— BEGIN —

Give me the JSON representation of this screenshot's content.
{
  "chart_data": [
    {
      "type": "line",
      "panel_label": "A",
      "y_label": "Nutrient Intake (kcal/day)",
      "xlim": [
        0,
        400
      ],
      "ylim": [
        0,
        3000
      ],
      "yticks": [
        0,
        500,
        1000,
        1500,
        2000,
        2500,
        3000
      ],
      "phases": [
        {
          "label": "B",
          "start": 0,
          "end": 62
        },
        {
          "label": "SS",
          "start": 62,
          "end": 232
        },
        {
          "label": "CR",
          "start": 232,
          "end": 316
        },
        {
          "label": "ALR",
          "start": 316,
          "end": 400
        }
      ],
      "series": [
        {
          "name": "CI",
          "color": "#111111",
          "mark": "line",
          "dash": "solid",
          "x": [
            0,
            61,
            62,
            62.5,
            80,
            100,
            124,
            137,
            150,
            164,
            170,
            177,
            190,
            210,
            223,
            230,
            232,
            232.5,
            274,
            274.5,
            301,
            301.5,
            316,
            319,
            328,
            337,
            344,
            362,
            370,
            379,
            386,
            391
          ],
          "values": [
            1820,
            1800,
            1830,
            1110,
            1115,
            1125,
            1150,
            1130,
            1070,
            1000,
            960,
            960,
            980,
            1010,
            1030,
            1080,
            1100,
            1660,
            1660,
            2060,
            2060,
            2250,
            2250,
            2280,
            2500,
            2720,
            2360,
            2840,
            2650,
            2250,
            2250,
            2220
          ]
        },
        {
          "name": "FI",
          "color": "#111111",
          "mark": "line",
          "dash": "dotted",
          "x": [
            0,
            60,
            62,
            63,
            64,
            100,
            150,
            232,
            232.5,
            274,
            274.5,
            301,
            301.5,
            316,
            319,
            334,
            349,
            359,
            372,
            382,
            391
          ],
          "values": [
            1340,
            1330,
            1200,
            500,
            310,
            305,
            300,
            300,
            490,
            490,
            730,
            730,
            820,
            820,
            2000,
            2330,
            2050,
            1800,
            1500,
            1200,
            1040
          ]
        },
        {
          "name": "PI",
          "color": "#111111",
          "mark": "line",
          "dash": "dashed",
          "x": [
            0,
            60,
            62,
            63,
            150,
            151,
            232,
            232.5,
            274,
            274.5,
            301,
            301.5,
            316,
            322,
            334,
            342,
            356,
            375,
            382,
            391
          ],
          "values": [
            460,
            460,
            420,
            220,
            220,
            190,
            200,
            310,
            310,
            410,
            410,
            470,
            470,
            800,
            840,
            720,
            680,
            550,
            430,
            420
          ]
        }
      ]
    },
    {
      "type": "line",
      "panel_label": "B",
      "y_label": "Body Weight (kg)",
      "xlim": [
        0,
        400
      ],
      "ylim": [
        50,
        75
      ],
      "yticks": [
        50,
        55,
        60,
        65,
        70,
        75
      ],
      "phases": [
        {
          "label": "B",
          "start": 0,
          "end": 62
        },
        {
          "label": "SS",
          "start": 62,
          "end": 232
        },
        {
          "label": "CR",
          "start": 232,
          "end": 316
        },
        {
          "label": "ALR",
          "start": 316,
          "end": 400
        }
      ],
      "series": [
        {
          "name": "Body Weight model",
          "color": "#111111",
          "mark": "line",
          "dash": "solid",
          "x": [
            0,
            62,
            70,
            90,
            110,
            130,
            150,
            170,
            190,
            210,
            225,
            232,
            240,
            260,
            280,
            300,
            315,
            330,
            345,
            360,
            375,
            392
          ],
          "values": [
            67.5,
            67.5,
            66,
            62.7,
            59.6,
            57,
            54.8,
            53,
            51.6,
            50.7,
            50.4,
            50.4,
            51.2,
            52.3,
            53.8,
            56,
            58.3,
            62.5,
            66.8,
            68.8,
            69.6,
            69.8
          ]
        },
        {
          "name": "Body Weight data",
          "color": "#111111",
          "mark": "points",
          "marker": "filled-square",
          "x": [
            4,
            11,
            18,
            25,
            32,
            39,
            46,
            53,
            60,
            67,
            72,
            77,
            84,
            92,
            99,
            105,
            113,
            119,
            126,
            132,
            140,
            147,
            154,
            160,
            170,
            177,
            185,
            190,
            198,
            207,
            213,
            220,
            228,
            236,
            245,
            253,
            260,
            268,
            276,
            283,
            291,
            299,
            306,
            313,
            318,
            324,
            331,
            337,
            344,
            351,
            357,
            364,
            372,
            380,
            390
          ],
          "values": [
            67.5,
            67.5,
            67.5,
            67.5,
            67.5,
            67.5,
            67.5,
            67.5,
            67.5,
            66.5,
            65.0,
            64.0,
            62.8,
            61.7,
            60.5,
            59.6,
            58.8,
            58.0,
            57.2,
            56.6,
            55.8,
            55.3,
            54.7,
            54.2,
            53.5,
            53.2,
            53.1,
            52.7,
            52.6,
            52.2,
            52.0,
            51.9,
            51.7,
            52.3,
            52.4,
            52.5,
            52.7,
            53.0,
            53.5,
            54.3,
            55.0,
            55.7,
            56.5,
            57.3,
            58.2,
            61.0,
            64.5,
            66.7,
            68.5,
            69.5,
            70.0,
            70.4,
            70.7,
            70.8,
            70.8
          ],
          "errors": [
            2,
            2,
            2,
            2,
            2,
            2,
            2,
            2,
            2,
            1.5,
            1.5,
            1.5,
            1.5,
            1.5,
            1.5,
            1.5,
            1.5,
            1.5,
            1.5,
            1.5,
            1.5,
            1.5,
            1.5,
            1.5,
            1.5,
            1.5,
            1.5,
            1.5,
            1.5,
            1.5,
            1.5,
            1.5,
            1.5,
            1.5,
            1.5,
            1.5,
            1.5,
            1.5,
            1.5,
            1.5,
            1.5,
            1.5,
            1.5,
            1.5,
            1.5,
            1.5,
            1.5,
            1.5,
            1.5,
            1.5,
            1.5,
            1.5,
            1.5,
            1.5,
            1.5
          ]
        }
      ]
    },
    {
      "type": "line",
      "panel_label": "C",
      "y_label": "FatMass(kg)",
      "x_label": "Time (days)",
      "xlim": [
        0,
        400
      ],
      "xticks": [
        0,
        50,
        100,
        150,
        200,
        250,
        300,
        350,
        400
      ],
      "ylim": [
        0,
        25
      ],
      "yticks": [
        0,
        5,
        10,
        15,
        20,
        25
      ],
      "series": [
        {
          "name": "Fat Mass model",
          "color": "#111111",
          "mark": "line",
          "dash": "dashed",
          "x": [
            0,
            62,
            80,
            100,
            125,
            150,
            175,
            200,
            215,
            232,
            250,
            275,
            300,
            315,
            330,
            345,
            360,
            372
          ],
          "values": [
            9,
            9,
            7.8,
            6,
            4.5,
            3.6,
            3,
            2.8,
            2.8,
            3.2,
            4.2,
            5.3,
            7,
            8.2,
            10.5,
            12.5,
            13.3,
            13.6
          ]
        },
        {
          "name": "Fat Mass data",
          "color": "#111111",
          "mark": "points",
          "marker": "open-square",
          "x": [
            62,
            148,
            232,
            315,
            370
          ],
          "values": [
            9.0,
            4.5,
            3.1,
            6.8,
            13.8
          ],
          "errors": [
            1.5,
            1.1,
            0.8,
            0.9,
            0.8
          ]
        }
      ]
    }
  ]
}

— END —

• [Your instructions]
Which lines contain the word "square"? Copy each one.

• [Result of this exercise]
          "marker": "filled-square",
          "marker": "open-square",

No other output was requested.